◆ **Exercise objective**
Write out every entry word for word.
- - - -
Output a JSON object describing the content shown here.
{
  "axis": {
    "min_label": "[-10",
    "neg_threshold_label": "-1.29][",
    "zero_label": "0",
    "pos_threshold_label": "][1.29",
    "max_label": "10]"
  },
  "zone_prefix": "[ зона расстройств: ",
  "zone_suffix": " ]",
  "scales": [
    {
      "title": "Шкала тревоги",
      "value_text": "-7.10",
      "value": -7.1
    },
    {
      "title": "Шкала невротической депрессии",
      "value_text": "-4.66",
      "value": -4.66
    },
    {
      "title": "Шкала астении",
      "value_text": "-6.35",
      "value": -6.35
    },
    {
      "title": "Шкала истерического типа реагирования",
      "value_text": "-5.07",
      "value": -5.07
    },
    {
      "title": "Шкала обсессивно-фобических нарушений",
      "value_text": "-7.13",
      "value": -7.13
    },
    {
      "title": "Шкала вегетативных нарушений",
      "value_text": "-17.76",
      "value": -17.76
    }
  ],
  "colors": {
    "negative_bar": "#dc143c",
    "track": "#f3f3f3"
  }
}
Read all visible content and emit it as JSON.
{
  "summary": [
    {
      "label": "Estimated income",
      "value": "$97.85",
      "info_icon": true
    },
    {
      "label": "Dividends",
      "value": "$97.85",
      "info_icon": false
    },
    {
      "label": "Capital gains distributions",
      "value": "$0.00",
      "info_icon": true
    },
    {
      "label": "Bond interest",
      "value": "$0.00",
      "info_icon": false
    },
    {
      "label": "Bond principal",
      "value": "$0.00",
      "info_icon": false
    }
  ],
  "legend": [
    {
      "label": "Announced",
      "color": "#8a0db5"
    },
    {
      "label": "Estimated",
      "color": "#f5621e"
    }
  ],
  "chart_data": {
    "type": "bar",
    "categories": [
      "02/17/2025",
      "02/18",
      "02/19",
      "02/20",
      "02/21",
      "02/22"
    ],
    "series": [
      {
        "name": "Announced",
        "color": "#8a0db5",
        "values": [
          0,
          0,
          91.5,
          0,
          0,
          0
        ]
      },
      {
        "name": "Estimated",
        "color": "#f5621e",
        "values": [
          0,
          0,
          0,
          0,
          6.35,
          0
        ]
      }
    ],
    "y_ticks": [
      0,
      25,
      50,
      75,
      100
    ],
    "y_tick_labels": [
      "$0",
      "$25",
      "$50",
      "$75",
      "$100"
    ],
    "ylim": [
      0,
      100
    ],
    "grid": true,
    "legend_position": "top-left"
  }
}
- - - -
◆ **Final result**
Output a JSON object describing the content shown here.
{
  "axis": {
    "min_label": "[-10",
    "neg_threshold_label": "-1.29][",
    "zero_label": "0",
    "pos_threshold_label": "][1.29",
    "max_label": "10]"
  },
  "zone_prefix": "[ зона расстройств: ",
  "zone_suffix": " ]",
  "scales": [
    {
      "title": "Шкала тревоги",
      "value_text": "-7.10",
      "value": -7.1
    },
    {
      "title": "Шкала невротической депрессии",
      "value_text": "-4.66",
      "value": -4.66
    },
    {
      "title": "Шкала астении",
      "value_text": "-6.35",
      "value": -6.35
    },
    {
      "title": "Шкала истерического типа реагирования",
      "value_text": "-5.07",
      "value": -5.07
    },
    {
      "title": "Шкала обсессивно-фобических нарушений",
      "value_text": "-7.13",
      "value": -7.13
    },
    {
      "title": "Шкала вегетативных нарушений",
      "value_text": "-17.76",
      "value": -17.76
    }
  ],
  "colors": {
    "negative_bar": "#dc143c",
    "track": "#f3f3f3"
  }
}
Read all visible content and emit it as JSON.
{
  "summary": [
    {
      "label": "Estimated income",
      "value": "$97.85",
      "info_icon": true
    },
    {
      "label": "Dividends",
      "value": "$97.85",
      "info_icon": false
    },
    {
      "label": "Capital gains distributions",
      "value": "$0.00",
      "info_icon": true
    },
    {
      "label": "Bond interest",
      "value": "$0.00",
      "info_icon": false
    },
    {
      "label": "Bond principal",
      "value": "$0.00",
      "info_icon": false
    }
  ],
  "legend": [
    {
      "label": "Announced",
      "color": "#8a0db5"
    },
    {
      "label": "Estimated",
      "color": "#f5621e"
    }
  ],
  "chart_data": {
    "type": "bar",
    "categories": [
      "02/17/2025",
      "02/18",
      "02/19",
      "02/20",
      "02/21",
      "02/22"
    ],
    "series": [
      {
        "name": "Announced",
        "color": "#8a0db5",
        "values": [
          0,
          0,
          91.5,
          0,
          0,
          0
        ]
      },
      {
        "name": "Estimated",
        "color": "#f5621e",
        "values": [
          0,
          0,
          0,
          0,
          6.35,
          0
        ]
      }
    ],
    "y_ticks": [
      0,
      25,
      50,
      75,
      100
    ],
    "y_tick_labels": [
      "$0",
      "$25",
      "$50",
      "$75",
      "$100"
    ],
    "ylim": [
      0,
      100
    ],
    "grid": true,
    "legend_position": "top-left"
  }
}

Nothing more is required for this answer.